● WHAT THE TASK REQUIRES
Scan the material and copy every line in which "left" appears.

● GIVEN DATA

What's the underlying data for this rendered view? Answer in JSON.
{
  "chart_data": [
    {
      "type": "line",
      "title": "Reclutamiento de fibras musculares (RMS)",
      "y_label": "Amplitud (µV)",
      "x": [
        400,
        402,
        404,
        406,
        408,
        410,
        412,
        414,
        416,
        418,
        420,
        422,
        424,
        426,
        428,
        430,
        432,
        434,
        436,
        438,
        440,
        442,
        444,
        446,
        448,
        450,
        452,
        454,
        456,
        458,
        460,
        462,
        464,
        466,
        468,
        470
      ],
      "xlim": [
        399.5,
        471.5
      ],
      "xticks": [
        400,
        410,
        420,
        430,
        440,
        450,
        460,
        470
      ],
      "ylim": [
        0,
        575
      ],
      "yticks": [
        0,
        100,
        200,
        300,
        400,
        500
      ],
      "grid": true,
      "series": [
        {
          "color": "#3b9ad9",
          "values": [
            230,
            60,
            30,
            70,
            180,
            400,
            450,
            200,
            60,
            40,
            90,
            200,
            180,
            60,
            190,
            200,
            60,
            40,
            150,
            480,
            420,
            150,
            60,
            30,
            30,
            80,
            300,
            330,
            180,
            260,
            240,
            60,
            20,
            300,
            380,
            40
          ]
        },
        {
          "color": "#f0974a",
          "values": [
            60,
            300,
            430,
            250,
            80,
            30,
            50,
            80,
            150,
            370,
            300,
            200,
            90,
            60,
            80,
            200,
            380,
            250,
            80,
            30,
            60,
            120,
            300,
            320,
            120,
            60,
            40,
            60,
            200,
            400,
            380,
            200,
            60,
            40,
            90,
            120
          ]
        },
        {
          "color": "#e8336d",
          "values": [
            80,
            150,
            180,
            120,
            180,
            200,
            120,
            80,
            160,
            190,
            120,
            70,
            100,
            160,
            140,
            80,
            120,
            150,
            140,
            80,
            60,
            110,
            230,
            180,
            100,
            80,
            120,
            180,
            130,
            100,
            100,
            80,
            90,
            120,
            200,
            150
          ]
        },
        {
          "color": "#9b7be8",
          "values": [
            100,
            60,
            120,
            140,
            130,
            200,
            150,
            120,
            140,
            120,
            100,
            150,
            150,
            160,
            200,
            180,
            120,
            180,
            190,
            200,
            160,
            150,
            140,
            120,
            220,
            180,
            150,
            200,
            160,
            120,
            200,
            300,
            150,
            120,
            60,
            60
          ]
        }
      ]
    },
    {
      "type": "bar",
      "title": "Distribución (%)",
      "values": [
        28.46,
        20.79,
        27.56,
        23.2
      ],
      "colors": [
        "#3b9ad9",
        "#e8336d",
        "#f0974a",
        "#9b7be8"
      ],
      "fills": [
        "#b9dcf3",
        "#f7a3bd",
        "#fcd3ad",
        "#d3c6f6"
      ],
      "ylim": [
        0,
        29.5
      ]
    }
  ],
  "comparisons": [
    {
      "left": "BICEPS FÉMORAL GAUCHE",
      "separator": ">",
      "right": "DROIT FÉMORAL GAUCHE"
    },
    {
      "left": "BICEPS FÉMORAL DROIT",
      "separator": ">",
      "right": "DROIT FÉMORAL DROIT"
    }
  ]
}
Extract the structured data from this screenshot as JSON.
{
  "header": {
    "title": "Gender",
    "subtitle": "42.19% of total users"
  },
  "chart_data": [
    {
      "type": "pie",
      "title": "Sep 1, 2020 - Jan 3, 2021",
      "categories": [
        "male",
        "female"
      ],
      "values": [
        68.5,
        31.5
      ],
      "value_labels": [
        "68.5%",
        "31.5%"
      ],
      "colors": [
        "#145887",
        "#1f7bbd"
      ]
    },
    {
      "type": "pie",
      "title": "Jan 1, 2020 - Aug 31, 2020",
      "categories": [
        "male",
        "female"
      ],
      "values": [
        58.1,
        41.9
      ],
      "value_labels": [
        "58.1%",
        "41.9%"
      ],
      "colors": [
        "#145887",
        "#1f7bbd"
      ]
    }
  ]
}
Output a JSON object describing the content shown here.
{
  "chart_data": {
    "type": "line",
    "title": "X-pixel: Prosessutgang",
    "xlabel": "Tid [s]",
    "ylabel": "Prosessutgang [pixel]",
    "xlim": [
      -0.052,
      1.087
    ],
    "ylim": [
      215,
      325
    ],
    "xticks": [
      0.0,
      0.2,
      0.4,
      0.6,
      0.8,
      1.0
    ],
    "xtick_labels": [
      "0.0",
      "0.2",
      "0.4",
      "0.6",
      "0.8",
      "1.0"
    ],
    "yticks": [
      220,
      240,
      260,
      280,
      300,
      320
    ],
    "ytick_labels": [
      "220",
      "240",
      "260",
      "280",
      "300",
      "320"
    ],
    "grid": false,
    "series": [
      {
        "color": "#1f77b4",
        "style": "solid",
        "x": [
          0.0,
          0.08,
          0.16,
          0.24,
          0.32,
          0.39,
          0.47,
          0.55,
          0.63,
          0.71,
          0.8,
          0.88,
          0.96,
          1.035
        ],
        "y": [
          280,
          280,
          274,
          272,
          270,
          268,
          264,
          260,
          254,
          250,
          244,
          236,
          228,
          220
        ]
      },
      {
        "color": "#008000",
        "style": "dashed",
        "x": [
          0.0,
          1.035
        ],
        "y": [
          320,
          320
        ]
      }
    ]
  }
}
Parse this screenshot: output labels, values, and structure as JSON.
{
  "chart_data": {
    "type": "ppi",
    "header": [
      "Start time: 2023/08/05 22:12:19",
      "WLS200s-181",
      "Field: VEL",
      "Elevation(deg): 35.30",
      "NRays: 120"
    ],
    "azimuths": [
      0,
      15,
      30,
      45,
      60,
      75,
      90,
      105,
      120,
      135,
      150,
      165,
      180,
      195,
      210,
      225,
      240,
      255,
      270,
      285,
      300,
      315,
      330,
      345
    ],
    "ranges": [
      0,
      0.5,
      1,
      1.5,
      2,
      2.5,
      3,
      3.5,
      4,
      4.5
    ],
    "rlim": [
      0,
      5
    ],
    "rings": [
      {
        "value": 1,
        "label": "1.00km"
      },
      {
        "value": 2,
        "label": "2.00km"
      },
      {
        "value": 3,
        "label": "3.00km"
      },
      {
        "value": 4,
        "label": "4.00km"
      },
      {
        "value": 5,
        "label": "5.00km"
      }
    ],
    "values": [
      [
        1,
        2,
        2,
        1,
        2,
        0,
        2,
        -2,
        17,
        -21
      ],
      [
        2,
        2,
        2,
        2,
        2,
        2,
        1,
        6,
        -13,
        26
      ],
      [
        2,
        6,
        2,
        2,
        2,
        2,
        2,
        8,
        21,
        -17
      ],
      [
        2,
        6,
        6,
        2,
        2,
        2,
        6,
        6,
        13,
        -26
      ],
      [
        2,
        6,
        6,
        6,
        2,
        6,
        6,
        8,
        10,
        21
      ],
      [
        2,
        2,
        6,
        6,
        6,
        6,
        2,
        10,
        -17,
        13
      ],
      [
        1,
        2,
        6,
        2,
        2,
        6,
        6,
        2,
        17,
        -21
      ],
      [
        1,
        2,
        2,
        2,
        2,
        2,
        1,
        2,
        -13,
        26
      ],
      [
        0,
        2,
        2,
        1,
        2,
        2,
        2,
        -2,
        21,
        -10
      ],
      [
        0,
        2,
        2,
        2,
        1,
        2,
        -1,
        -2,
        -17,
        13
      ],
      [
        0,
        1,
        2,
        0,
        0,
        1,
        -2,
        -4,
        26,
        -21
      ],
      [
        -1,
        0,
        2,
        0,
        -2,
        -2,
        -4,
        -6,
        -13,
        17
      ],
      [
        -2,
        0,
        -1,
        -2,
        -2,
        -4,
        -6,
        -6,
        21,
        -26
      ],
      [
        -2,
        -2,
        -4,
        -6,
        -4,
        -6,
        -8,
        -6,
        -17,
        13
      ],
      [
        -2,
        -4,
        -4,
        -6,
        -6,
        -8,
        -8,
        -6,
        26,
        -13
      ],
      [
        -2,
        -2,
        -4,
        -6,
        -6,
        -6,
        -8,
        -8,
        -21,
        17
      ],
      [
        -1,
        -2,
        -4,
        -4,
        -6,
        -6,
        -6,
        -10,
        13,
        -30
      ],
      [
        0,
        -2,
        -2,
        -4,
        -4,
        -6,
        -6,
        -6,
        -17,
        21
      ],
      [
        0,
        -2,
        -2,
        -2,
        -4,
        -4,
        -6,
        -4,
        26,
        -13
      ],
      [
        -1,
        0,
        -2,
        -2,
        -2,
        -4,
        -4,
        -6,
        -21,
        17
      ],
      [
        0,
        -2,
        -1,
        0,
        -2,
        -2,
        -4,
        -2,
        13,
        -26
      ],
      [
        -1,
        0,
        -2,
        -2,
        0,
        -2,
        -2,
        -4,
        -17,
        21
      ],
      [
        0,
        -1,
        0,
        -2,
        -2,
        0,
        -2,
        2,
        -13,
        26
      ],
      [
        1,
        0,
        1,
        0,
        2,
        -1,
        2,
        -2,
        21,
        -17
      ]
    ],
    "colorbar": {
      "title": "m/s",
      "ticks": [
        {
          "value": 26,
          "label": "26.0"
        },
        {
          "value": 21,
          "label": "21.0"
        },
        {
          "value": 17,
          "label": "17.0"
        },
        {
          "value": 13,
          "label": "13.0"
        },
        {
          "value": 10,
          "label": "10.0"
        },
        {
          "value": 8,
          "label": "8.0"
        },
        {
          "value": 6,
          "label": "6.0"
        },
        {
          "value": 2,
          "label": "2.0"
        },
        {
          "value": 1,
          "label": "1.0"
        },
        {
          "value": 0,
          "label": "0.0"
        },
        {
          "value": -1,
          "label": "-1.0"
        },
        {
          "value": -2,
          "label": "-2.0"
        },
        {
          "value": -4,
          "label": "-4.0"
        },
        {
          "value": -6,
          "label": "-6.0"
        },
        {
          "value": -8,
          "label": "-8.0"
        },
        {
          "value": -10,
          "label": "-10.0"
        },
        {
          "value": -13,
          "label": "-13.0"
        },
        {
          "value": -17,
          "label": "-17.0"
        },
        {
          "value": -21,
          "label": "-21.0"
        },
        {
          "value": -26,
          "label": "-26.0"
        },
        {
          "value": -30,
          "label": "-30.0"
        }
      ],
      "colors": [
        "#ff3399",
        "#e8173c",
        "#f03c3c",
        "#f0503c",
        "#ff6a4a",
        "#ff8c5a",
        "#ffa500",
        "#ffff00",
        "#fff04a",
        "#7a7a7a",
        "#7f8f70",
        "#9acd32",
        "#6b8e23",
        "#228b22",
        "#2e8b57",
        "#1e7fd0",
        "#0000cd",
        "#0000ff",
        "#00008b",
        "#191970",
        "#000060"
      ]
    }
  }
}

● SOLUTION BELOW
      "left": "BICEPS FÉMORAL GAUCHE",
      "left": "BICEPS FÉMORAL DROIT",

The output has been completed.